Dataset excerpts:
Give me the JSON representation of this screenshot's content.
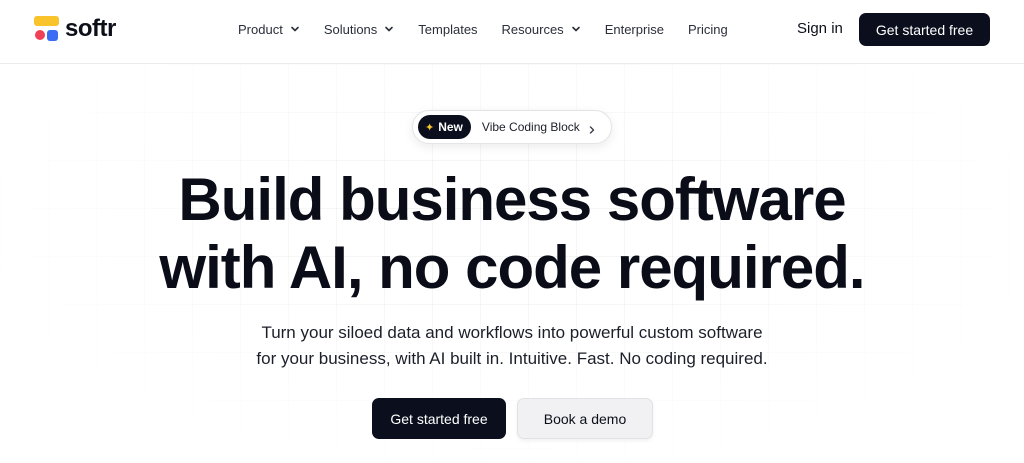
{
  "header": {
    "logo_text": "softr",
    "nav": [
      {
        "label": "Product",
        "has_dropdown": true
      },
      {
        "label": "Solutions",
        "has_dropdown": true
      },
      {
        "label": "Templates",
        "has_dropdown": false
      },
      {
        "label": "Resources",
        "has_dropdown": true
      },
      {
        "label": "Enterprise",
        "has_dropdown": false
      },
      {
        "label": "Pricing",
        "has_dropdown": false
      }
    ],
    "signin_label": "Sign in",
    "cta_label": "Get started free"
  },
  "hero": {
    "badge": {
      "pill_label": "New",
      "text": "Vibe Coding Block"
    },
    "headline_line1": "Build business software",
    "headline_line2": "with AI, no code required.",
    "subtitle_line1": "Turn your siloed data and workflows into powerful custom software",
    "subtitle_line2": "for your business, with AI built in. Intuitive. Fast. No coding required.",
    "primary_button": "Get started free",
    "secondary_button": "Book a demo"
  },
  "colors": {
    "brand_dark": "#0b0f1d",
    "logo_yellow": "#f9c32c",
    "logo_red": "#ef4057",
    "logo_blue": "#3a6cf4"
  }
}
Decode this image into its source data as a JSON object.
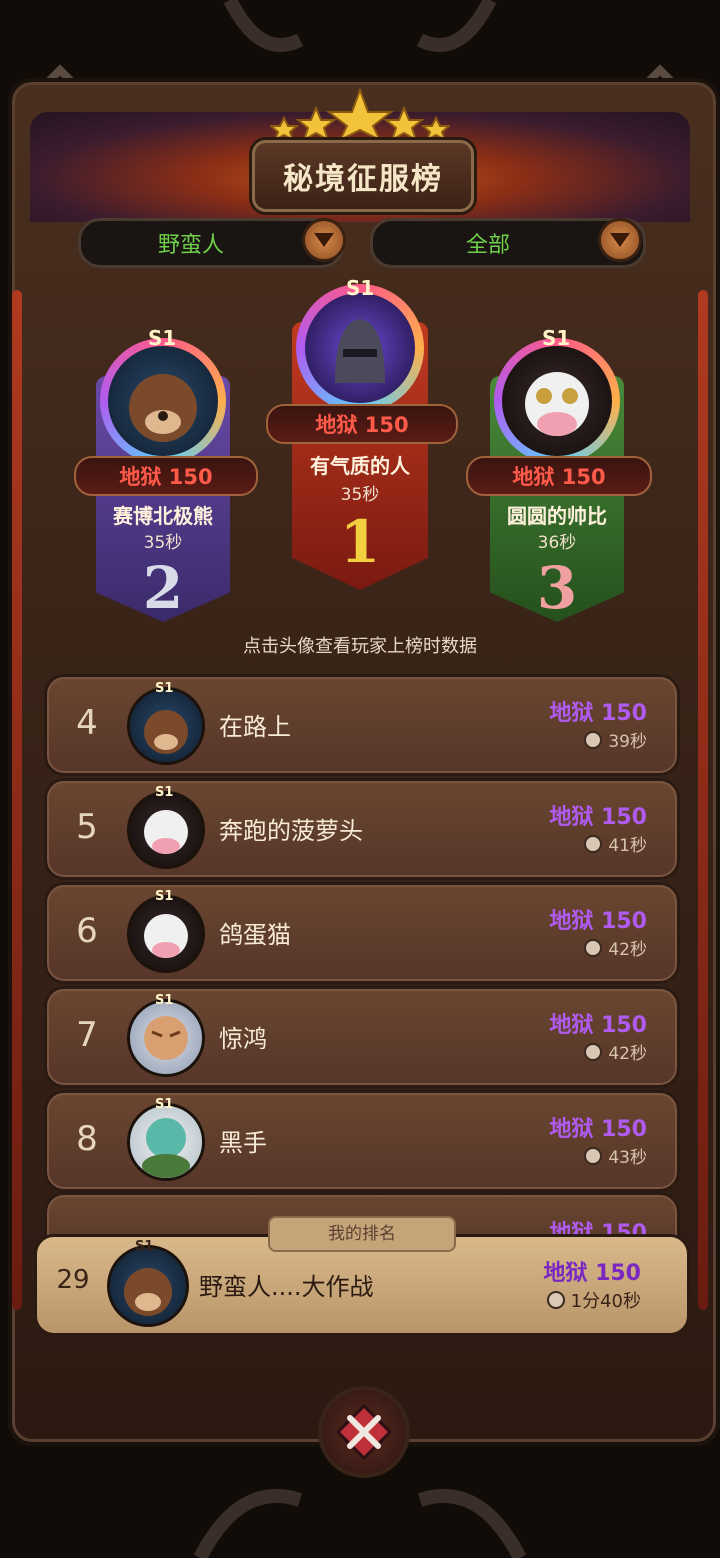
{
  "title": "秘境征服榜",
  "filters": {
    "class": "野蛮人",
    "scope": "全部"
  },
  "podium": [
    {
      "place": "2",
      "season": "S1",
      "level": "地狱 150",
      "name": "赛博北极熊",
      "time": "35秒"
    },
    {
      "place": "1",
      "season": "S1",
      "level": "地狱 150",
      "name": "有气质的人",
      "time": "35秒"
    },
    {
      "place": "3",
      "season": "S1",
      "level": "地狱 150",
      "name": "圆圆的帅比",
      "time": "36秒"
    }
  ],
  "hint": "点击头像查看玩家上榜时数据",
  "list": [
    {
      "rank": "4",
      "season": "S1",
      "name": "在路上",
      "level": "地狱 150",
      "time": "39秒"
    },
    {
      "rank": "5",
      "season": "S1",
      "name": "奔跑的菠萝头",
      "level": "地狱 150",
      "time": "41秒"
    },
    {
      "rank": "6",
      "season": "S1",
      "name": "鸽蛋猫",
      "level": "地狱 150",
      "time": "42秒"
    },
    {
      "rank": "7",
      "season": "S1",
      "name": "惊鸿",
      "level": "地狱 150",
      "time": "42秒"
    },
    {
      "rank": "8",
      "season": "S1",
      "name": "黑手",
      "level": "地狱 150",
      "time": "43秒"
    }
  ],
  "partial_row": {
    "level": "地狱 150"
  },
  "my_rank": {
    "label": "我的排名",
    "rank": "29",
    "season": "S1",
    "name": "野蛮人....大作战",
    "level": "地狱 150",
    "time": "1分40秒"
  },
  "colors": {
    "level_purple": "#b05bf0",
    "level_red": "#ff5a4a",
    "filter_green": "#6fd04a"
  },
  "icons": [
    "star-icon",
    "chevron-down-icon",
    "clock-icon",
    "close-icon"
  ]
}
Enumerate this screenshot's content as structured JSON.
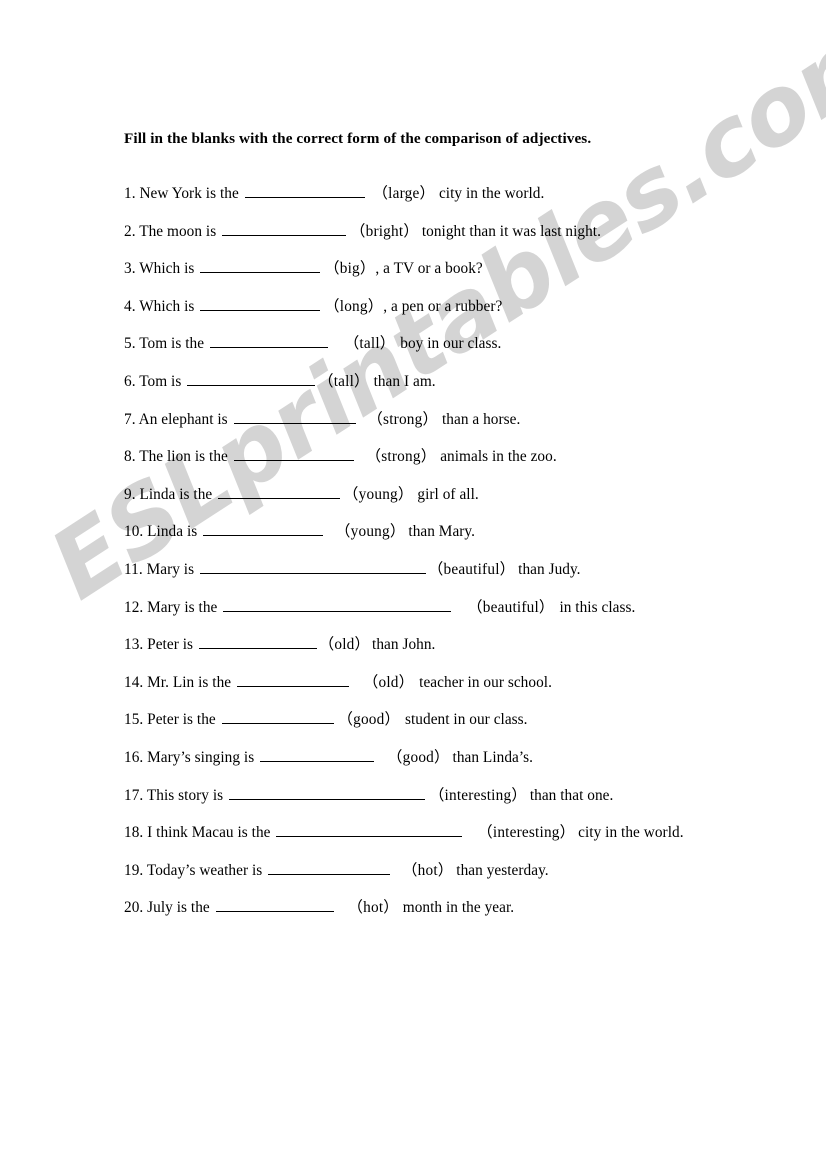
{
  "document": {
    "title_line": "Fill in the blanks with the correct form of the comparison of adjectives.",
    "watermark": "ESLprintables.com",
    "watermark_color": "#d4d4d4",
    "page_background": "#ffffff",
    "text_color": "#000000"
  },
  "questions": [
    {
      "number": "1.",
      "pre": "New York is the",
      "blank_width": 120,
      "hint": "（large）",
      "post": "city in the world.",
      "gap_before_hint": 6,
      "gap_after_hint": 4
    },
    {
      "number": "2.",
      "pre": "The moon is",
      "blank_width": 124,
      "hint": "（bright）",
      "post": "tonight than it was last night.",
      "gap_before_hint": 2,
      "gap_after_hint": 3
    },
    {
      "number": "3.",
      "pre": "Which is",
      "blank_width": 120,
      "hint": "（big）",
      "post": ", a TV or a book?",
      "gap_before_hint": 2,
      "gap_after_hint": 0
    },
    {
      "number": "4.",
      "pre": "Which is",
      "blank_width": 120,
      "hint": "（long）",
      "post": ", a pen or a rubber?",
      "gap_before_hint": 2,
      "gap_after_hint": 0
    },
    {
      "number": "5.",
      "pre": "Tom is the",
      "blank_width": 118,
      "hint": "（tall）",
      "post": "boy in our class.",
      "gap_before_hint": 14,
      "gap_after_hint": 5
    },
    {
      "number": "6.",
      "pre": "Tom is",
      "blank_width": 128,
      "hint": "（tall）",
      "post": "than I am.",
      "gap_before_hint": 1,
      "gap_after_hint": 4
    },
    {
      "number": "7.",
      "pre": "An elephant is",
      "blank_width": 122,
      "hint": "（strong）",
      "post": "than a horse.",
      "gap_before_hint": 10,
      "gap_after_hint": 4
    },
    {
      "number": "8.",
      "pre": "The lion is the",
      "blank_width": 120,
      "hint": "（strong）",
      "post": "animals in the zoo.",
      "gap_before_hint": 10,
      "gap_after_hint": 4
    },
    {
      "number": "9.",
      "pre": "Linda is the",
      "blank_width": 122,
      "hint": "（young）",
      "post": "girl of all.",
      "gap_before_hint": 1,
      "gap_after_hint": 4
    },
    {
      "number": "10.",
      "pre": "Linda is",
      "blank_width": 120,
      "hint": "（young）",
      "post": "than Mary.",
      "gap_before_hint": 10,
      "gap_after_hint": 3
    },
    {
      "number": "11.",
      "pre": "Mary is",
      "blank_width": 226,
      "hint": "（beautiful）",
      "post": "than Judy.",
      "gap_before_hint": 0,
      "gap_after_hint": 3
    },
    {
      "number": "12.",
      "pre": "Mary is the",
      "blank_width": 228,
      "hint": "（beautiful）",
      "post": "in this class.",
      "gap_before_hint": 14,
      "gap_after_hint": 5
    },
    {
      "number": "13.",
      "pre": "Peter is",
      "blank_width": 118,
      "hint": "（old）",
      "post": "than John.",
      "gap_before_hint": 0,
      "gap_after_hint": 2
    },
    {
      "number": "14.",
      "pre": "Mr. Lin is the",
      "blank_width": 112,
      "hint": "（old）",
      "post": "teacher in our school.",
      "gap_before_hint": 12,
      "gap_after_hint": 5
    },
    {
      "number": "15.",
      "pre": "Peter is the",
      "blank_width": 112,
      "hint": "（good）",
      "post": "student in our class.",
      "gap_before_hint": 2,
      "gap_after_hint": 5
    },
    {
      "number": "16.",
      "pre": "Mary’s singing is",
      "blank_width": 114,
      "hint": "（good）",
      "post": "than Linda’s.",
      "gap_before_hint": 11,
      "gap_after_hint": 3
    },
    {
      "number": "17.",
      "pre": "This story is",
      "blank_width": 196,
      "hint": "（interesting）",
      "post": "than that one.",
      "gap_before_hint": 2,
      "gap_after_hint": 3
    },
    {
      "number": "18.",
      "pre": "I think Macau is the",
      "blank_width": 186,
      "hint": "（interesting）",
      "post": "city in the world.",
      "gap_before_hint": 13,
      "gap_after_hint": 3
    },
    {
      "number": "19.",
      "pre": "Today’s weather is",
      "blank_width": 122,
      "hint": "（hot）",
      "post": "than yesterday.",
      "gap_before_hint": 10,
      "gap_after_hint": 3
    },
    {
      "number": "20.",
      "pre": "July is the",
      "blank_width": 118,
      "hint": "（hot）",
      "post": "month in the year.",
      "gap_before_hint": 12,
      "gap_after_hint": 4
    }
  ]
}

== Task statement ==
Restate the data above exactly, stripping out each image.

== Expected output ==
Give me the JSON representation of this screenshot's content.
{
  "header": {
    "logo_text": "softr",
    "nav": [
      {
        "label": "Product",
        "has_dropdown": true
      },
      {
        "label": "Solutions",
        "has_dropdown": true
      },
      {
        "label": "Templates",
        "has_dropdown": false
      },
      {
        "label": "Resources",
        "has_dropdown": true
      },
      {
        "label": "Enterprise",
        "has_dropdown": false
      },
      {
        "label": "Pricing",
        "has_dropdown": false
      }
    ],
    "signin_label": "Sign in",
    "cta_label": "Get started free"
  },
  "hero": {
    "badge": {
      "pill_label": "New",
      "text": "Vibe Coding Block"
    },
    "headline_line1": "Build business software",
    "headline_line2": "with AI, no code required.",
    "subtitle_line1": "Turn your siloed data and workflows into powerful custom software",
    "subtitle_line2": "for your business, with AI built in. Intuitive. Fast. No coding required.",
    "primary_button": "Get started free",
    "secondary_button": "Book a demo"
  },
  "colors": {
    "brand_dark": "#0b0f1d",
    "logo_yellow": "#f9c32c",
    "logo_red": "#ef4057",
    "logo_blue": "#3a6cf4"
  }
}
Decode this image into its source data as a JSON object.
{
  "title": "秘境征服榜",
  "filters": {
    "class": "野蛮人",
    "scope": "全部"
  },
  "podium": [
    {
      "place": "2",
      "season": "S1",
      "level": "地狱 150",
      "name": "赛博北极熊",
      "time": "35秒"
    },
    {
      "place": "1",
      "season": "S1",
      "level": "地狱 150",
      "name": "有气质的人",
      "time": "35秒"
    },
    {
      "place": "3",
      "season": "S1",
      "level": "地狱 150",
      "name": "圆圆的帅比",
      "time": "36秒"
    }
  ],
  "hint": "点击头像查看玩家上榜时数据",
  "list": [
    {
      "rank": "4",
      "season": "S1",
      "name": "在路上",
      "level": "地狱 150",
      "time": "39秒"
    },
    {
      "rank": "5",
      "season": "S1",
      "name": "奔跑的菠萝头",
      "level": "地狱 150",
      "time": "41秒"
    },
    {
      "rank": "6",
      "season": "S1",
      "name": "鸽蛋猫",
      "level": "地狱 150",
      "time": "42秒"
    },
    {
      "rank": "7",
      "season": "S1",
      "name": "惊鸿",
      "level": "地狱 150",
      "time": "42秒"
    },
    {
      "rank": "8",
      "season": "S1",
      "name": "黑手",
      "level": "地狱 150",
      "time": "43秒"
    }
  ],
  "partial_row": {
    "level": "地狱 150"
  },
  "my_rank": {
    "label": "我的排名",
    "rank": "29",
    "season": "S1",
    "name": "野蛮人....大作战",
    "level": "地狱 150",
    "time": "1分40秒"
  },
  "colors": {
    "level_purple": "#b05bf0",
    "level_red": "#ff5a4a",
    "filter_green": "#6fd04a"
  },
  "icons": [
    "star-icon",
    "chevron-down-icon",
    "clock-icon",
    "close-icon"
  ]
}
Enumerate this screenshot's content as structured JSON.
{
  "document": {
    "title_line": "Fill in the blanks with the correct form of the comparison of adjectives.",
    "watermark": "ESLprintables.com",
    "watermark_color": "#d4d4d4",
    "page_background": "#ffffff",
    "text_color": "#000000"
  },
  "questions": [
    {
      "number": "1.",
      "pre": "New York is the",
      "blank_width": 120,
      "hint": "（large）",
      "post": "city in the world.",
      "gap_before_hint": 6,
      "gap_after_hint": 4
    },
    {
      "number": "2.",
      "pre": "The moon is",
      "blank_width": 124,
      "hint": "（bright）",
      "post": "tonight than it was last night.",
      "gap_before_hint": 2,
      "gap_after_hint": 3
    },
    {
      "number": "3.",
      "pre": "Which is",
      "blank_width": 120,
      "hint": "（big）",
      "post": ", a TV or a book?",
      "gap_before_hint": 2,
      "gap_after_hint": 0
    },
    {
      "number": "4.",
      "pre": "Which is",
      "blank_width": 120,
      "hint": "（long）",
      "post": ", a pen or a rubber?",
      "gap_before_hint": 2,
      "gap_after_hint": 0
    },
    {
      "number": "5.",
      "pre": "Tom is the",
      "blank_width": 118,
      "hint": "（tall）",
      "post": "boy in our class.",
      "gap_before_hint": 14,
      "gap_after_hint": 5
    },
    {
      "number": "6.",
      "pre": "Tom is",
      "blank_width": 128,
      "hint": "（tall）",
      "post": "than I am.",
      "gap_before_hint": 1,
      "gap_after_hint": 4
    },
    {
      "number": "7.",
      "pre": "An elephant is",
      "blank_width": 122,
      "hint": "（strong）",
      "post": "than a horse.",
      "gap_before_hint": 10,
      "gap_after_hint": 4
    },
    {
      "number": "8.",
      "pre": "The lion is the",
      "blank_width": 120,
      "hint": "（strong）",
      "post": "animals in the zoo.",
      "gap_before_hint": 10,
      "gap_after_hint": 4
    },
    {
      "number": "9.",
      "pre": "Linda is the",
      "blank_width": 122,
      "hint": "（young）",
      "post": "girl of all.",
      "gap_before_hint": 1,
      "gap_after_hint": 4
    },
    {
      "number": "10.",
      "pre": "Linda is",
      "blank_width": 120,
      "hint": "（young）",
      "post": "than Mary.",
      "gap_before_hint": 10,
      "gap_after_hint": 3
    },
    {
      "number": "11.",
      "pre": "Mary is",
      "blank_width": 226,
      "hint": "（beautiful）",
      "post": "than Judy.",
      "gap_before_hint": 0,
      "gap_after_hint": 3
    },
    {
      "number": "12.",
      "pre": "Mary is the",
      "blank_width": 228,
      "hint": "（beautiful）",
      "post": "in this class.",
      "gap_before_hint": 14,
      "gap_after_hint": 5
    },
    {
      "number": "13.",
      "pre": "Peter is",
      "blank_width": 118,
      "hint": "（old）",
      "post": "than John.",
      "gap_before_hint": 0,
      "gap_after_hint": 2
    },
    {
      "number": "14.",
      "pre": "Mr. Lin is the",
      "blank_width": 112,
      "hint": "（old）",
      "post": "teacher in our school.",
      "gap_before_hint": 12,
      "gap_after_hint": 5
    },
    {
      "number": "15.",
      "pre": "Peter is the",
      "blank_width": 112,
      "hint": "（good）",
      "post": "student in our class.",
      "gap_before_hint": 2,
      "gap_after_hint": 5
    },
    {
      "number": "16.",
      "pre": "Mary’s singing is",
      "blank_width": 114,
      "hint": "（good）",
      "post": "than Linda’s.",
      "gap_before_hint": 11,
      "gap_after_hint": 3
    },
    {
      "number": "17.",
      "pre": "This story is",
      "blank_width": 196,
      "hint": "（interesting）",
      "post": "than that one.",
      "gap_before_hint": 2,
      "gap_after_hint": 3
    },
    {
      "number": "18.",
      "pre": "I think Macau is the",
      "blank_width": 186,
      "hint": "（interesting）",
      "post": "city in the world.",
      "gap_before_hint": 13,
      "gap_after_hint": 3
    },
    {
      "number": "19.",
      "pre": "Today’s weather is",
      "blank_width": 122,
      "hint": "（hot）",
      "post": "than yesterday.",
      "gap_before_hint": 10,
      "gap_after_hint": 3
    },
    {
      "number": "20.",
      "pre": "July is the",
      "blank_width": 118,
      "hint": "（hot）",
      "post": "month in the year.",
      "gap_before_hint": 12,
      "gap_after_hint": 4
    }
  ]
}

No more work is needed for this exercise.